● Data in this exercise
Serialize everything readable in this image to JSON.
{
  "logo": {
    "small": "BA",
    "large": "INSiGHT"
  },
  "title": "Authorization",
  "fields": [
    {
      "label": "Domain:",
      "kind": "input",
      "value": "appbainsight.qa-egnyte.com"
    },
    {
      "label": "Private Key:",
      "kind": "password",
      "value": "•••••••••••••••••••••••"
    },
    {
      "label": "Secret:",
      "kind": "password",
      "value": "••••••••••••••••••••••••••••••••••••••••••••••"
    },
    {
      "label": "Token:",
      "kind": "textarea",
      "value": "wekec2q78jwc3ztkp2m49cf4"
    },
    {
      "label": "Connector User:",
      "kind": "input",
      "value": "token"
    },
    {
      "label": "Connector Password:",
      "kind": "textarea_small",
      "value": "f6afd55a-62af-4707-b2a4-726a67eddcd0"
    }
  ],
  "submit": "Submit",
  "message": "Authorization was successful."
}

● Job
Write out the whole listing again, exactly as it stands.

● Exercise response
Serialize everything readable in this image to JSON.
{
  "logo": {
    "small": "BA",
    "large": "INSiGHT"
  },
  "title": "Authorization",
  "fields": [
    {
      "label": "Domain:",
      "kind": "input",
      "value": "appbainsight.qa-egnyte.com"
    },
    {
      "label": "Private Key:",
      "kind": "password",
      "value": "•••••••••••••••••••••••"
    },
    {
      "label": "Secret:",
      "kind": "password",
      "value": "••••••••••••••••••••••••••••••••••••••••••••••"
    },
    {
      "label": "Token:",
      "kind": "textarea",
      "value": "wekec2q78jwc3ztkp2m49cf4"
    },
    {
      "label": "Connector User:",
      "kind": "input",
      "value": "token"
    },
    {
      "label": "Connector Password:",
      "kind": "textarea_small",
      "value": "f6afd55a-62af-4707-b2a4-726a67eddcd0"
    }
  ],
  "submit": "Submit",
  "message": "Authorization was successful."
}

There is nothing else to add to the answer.